─── Input records ───

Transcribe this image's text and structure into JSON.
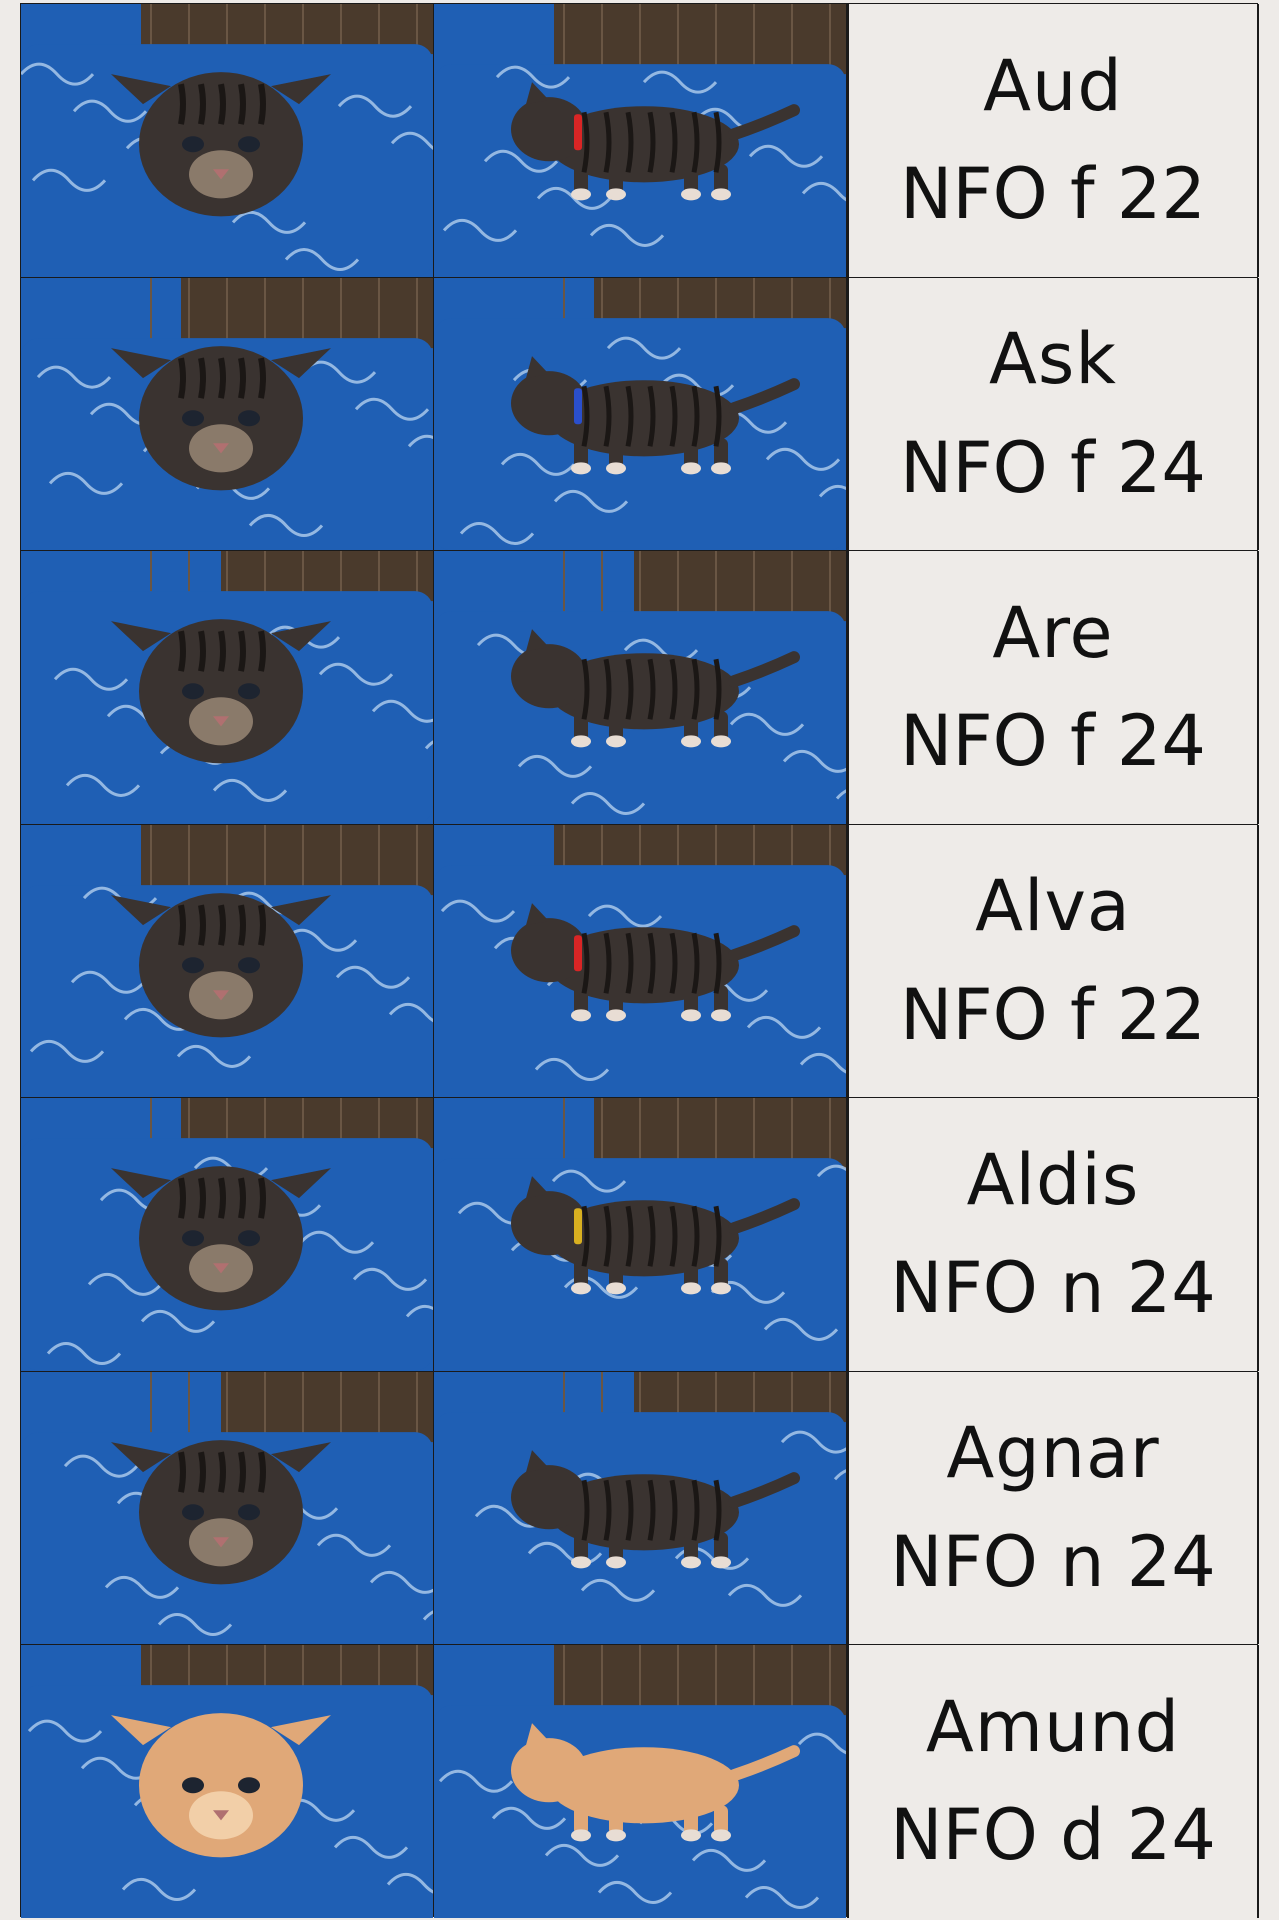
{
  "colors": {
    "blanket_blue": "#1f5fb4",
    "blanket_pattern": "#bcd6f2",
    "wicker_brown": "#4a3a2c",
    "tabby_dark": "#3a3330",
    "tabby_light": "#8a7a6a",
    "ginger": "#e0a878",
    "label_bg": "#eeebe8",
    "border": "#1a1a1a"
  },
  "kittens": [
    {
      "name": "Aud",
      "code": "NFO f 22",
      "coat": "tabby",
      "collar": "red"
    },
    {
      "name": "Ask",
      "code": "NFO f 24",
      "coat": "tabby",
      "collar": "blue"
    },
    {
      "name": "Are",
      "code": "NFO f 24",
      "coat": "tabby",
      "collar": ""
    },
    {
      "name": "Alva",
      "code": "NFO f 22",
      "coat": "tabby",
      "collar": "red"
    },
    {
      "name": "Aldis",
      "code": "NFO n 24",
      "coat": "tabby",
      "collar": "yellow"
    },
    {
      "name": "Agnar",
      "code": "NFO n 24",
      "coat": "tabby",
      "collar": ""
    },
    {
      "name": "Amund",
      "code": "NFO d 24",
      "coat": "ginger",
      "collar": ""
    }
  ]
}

───

Problem – Leave out the pictures and output every record above precisely as given.

Solution for this problem –
Transcribe this image's text and structure into JSON.
{
  "colors": {
    "blanket_blue": "#1f5fb4",
    "blanket_pattern": "#bcd6f2",
    "wicker_brown": "#4a3a2c",
    "tabby_dark": "#3a3330",
    "tabby_light": "#8a7a6a",
    "ginger": "#e0a878",
    "label_bg": "#eeebe8",
    "border": "#1a1a1a"
  },
  "kittens": [
    {
      "name": "Aud",
      "code": "NFO f 22",
      "coat": "tabby",
      "collar": "red"
    },
    {
      "name": "Ask",
      "code": "NFO f 24",
      "coat": "tabby",
      "collar": "blue"
    },
    {
      "name": "Are",
      "code": "NFO f 24",
      "coat": "tabby",
      "collar": ""
    },
    {
      "name": "Alva",
      "code": "NFO f 22",
      "coat": "tabby",
      "collar": "red"
    },
    {
      "name": "Aldis",
      "code": "NFO n 24",
      "coat": "tabby",
      "collar": "yellow"
    },
    {
      "name": "Agnar",
      "code": "NFO n 24",
      "coat": "tabby",
      "collar": ""
    },
    {
      "name": "Amund",
      "code": "NFO d 24",
      "coat": "ginger",
      "collar": ""
    }
  ]
}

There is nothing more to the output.